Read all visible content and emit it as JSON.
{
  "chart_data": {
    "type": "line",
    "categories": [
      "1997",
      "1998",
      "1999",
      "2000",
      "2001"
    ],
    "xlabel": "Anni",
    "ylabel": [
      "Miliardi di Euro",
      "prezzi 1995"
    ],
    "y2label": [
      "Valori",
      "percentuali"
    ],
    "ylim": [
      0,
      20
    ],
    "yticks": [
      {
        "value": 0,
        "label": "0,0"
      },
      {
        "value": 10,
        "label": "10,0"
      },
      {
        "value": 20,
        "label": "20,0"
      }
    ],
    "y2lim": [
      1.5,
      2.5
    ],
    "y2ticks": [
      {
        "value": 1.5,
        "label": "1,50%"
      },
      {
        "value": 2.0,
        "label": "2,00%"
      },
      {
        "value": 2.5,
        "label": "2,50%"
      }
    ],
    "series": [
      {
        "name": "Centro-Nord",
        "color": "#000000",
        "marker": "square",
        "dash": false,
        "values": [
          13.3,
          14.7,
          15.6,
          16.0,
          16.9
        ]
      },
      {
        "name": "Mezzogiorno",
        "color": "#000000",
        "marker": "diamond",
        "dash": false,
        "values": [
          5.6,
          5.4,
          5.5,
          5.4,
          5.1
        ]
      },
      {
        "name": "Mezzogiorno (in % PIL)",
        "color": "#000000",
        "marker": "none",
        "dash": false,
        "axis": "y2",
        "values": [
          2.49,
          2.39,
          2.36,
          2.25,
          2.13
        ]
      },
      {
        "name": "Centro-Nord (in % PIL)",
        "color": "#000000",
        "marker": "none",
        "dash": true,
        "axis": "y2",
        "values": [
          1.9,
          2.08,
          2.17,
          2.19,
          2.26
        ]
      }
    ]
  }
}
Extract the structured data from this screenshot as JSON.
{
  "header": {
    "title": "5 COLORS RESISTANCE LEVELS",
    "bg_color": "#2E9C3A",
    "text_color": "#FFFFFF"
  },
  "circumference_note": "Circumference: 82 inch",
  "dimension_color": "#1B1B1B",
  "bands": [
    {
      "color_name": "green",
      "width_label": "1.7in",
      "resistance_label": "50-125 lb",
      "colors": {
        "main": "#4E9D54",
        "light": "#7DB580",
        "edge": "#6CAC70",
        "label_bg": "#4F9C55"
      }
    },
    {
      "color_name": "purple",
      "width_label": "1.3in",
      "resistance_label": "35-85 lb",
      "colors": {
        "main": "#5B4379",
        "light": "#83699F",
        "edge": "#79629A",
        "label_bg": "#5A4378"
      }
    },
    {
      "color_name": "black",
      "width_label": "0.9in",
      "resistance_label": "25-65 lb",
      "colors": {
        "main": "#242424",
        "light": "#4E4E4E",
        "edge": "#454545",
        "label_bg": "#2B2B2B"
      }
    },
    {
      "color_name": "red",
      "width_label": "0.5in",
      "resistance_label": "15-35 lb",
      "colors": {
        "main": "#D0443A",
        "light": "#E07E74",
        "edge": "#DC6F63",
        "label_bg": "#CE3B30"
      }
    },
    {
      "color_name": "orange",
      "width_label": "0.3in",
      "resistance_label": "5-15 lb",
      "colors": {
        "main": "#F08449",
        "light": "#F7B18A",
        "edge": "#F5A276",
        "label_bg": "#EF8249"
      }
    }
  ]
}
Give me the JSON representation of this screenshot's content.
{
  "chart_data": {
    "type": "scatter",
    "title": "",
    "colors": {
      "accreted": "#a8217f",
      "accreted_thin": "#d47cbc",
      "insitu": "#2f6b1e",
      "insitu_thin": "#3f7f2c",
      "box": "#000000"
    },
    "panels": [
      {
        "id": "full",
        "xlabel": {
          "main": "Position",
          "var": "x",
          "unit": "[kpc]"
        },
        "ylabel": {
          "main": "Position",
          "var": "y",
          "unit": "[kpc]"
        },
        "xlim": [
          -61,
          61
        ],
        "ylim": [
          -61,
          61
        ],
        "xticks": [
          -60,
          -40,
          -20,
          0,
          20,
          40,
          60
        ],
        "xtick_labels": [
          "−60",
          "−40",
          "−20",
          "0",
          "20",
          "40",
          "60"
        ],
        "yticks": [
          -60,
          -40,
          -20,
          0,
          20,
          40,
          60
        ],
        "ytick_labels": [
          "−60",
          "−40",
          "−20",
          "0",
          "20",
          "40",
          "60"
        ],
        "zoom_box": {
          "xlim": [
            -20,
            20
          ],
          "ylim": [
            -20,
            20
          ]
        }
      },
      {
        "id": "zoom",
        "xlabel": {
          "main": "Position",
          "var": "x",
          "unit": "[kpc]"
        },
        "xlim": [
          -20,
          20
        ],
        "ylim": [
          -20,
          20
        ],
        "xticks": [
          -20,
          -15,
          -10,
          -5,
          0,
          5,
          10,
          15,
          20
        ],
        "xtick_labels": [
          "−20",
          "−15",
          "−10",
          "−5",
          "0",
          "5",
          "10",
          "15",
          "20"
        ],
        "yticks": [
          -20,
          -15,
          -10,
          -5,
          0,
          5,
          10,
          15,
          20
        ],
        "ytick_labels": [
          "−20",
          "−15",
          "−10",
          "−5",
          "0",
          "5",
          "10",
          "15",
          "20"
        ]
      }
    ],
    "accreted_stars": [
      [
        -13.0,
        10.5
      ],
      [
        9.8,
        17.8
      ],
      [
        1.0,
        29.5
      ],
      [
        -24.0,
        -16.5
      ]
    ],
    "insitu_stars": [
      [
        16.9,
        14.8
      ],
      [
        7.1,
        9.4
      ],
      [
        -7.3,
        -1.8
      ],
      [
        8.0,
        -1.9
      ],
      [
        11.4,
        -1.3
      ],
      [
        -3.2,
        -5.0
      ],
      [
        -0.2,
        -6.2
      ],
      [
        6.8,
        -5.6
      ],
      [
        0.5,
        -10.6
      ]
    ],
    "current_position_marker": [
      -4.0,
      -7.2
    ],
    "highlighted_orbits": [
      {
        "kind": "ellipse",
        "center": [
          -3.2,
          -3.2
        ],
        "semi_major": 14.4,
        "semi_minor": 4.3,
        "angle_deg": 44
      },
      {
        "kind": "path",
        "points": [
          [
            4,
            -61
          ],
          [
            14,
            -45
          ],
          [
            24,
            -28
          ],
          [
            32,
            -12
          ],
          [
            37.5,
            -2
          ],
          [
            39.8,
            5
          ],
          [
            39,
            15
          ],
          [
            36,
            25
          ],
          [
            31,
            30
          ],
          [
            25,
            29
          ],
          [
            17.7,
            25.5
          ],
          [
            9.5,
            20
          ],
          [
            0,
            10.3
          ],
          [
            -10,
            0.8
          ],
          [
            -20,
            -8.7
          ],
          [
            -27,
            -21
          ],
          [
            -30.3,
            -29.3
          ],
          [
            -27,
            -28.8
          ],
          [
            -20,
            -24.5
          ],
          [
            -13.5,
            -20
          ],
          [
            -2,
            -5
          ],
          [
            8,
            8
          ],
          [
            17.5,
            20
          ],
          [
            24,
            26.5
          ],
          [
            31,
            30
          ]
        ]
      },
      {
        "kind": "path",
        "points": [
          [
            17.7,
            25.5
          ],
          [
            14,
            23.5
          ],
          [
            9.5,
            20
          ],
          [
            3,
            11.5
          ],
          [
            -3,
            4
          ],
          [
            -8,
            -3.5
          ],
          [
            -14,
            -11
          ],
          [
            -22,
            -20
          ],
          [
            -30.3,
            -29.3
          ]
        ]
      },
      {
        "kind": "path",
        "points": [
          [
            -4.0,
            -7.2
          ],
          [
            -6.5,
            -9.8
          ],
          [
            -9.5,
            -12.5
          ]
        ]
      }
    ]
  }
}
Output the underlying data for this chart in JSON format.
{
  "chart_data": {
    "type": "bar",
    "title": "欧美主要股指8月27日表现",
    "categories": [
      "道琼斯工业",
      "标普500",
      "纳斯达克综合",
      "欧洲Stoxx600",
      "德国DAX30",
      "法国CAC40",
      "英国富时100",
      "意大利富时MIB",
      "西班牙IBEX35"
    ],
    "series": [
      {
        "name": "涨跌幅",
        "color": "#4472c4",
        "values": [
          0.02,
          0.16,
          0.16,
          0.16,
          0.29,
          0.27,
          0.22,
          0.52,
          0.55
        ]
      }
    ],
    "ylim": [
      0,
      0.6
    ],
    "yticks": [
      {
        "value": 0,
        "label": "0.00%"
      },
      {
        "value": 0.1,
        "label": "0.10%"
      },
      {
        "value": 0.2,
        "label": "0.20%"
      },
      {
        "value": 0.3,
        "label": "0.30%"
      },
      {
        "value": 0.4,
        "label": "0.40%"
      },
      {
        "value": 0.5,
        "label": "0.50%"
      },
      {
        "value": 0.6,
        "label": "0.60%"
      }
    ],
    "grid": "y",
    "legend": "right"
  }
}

--- AIM ---
Among the entries above, how many lines include the word "this"? Give the number with no comment.

--- PROBLEM SOLUTION ---
3